▶ Work required
Go through the listing below and gather every line with the word "أنتم".

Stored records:
^^^^^^^^

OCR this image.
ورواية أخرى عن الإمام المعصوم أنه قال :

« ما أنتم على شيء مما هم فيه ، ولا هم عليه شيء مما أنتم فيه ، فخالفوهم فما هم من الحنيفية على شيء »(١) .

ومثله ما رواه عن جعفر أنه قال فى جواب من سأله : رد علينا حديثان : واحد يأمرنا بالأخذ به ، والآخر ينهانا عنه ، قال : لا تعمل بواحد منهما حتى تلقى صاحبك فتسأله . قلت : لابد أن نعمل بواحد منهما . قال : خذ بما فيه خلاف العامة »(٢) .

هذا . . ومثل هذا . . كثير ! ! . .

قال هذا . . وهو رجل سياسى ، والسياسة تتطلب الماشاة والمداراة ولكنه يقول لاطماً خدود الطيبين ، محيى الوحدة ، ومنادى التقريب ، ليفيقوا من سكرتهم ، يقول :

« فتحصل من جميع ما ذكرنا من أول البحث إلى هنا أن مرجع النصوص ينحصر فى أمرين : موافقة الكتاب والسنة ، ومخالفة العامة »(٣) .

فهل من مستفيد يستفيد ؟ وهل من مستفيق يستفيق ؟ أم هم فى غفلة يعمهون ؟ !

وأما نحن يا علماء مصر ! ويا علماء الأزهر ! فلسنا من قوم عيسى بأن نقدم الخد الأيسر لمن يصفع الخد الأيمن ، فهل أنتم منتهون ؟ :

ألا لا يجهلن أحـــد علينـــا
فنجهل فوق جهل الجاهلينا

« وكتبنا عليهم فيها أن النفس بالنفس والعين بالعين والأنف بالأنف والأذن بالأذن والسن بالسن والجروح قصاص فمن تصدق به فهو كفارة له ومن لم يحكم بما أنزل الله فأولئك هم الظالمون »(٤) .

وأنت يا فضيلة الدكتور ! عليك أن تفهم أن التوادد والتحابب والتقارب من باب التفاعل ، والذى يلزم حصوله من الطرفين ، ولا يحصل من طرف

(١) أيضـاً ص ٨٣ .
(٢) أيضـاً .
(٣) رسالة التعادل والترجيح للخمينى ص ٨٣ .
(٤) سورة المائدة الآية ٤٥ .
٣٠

^^^^^^^^

▶ Full output
« ما أنتم على شيء مما هم فيه ، ولا هم عليه شيء مما أنتم فيه ، فخالفوهم فما هم من الحنيفية على شيء »(١) .
وأما نحن يا علماء مصر ! ويا علماء الأزهر ! فلسنا من قوم عيسى بأن نقدم الخد الأيسر لمن يصفع الخد الأيمن ، فهل أنتم منتهون ؟ :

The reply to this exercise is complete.